### Rows from a figure dataset
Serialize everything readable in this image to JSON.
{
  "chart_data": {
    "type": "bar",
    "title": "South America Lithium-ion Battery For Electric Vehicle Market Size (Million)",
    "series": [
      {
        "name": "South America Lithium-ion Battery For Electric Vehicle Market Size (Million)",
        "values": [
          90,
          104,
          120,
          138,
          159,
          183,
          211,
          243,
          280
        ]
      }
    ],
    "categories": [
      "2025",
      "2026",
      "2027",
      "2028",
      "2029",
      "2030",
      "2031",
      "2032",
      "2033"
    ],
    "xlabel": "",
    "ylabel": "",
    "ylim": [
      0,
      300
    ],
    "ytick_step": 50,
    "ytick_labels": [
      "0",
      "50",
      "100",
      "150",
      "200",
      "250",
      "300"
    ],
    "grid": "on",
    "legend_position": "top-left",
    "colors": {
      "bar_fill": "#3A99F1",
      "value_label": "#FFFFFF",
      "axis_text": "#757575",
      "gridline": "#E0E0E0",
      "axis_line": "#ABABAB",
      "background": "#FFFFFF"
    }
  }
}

### What you have to do
From the entries above, extract every line where the word "America" appears.

### Finished task
    "title": "South America Lithium-ion Battery For Electric Vehicle Market Size (Million)",
        "name": "South America Lithium-ion Battery For Electric Vehicle Market Size (Million)",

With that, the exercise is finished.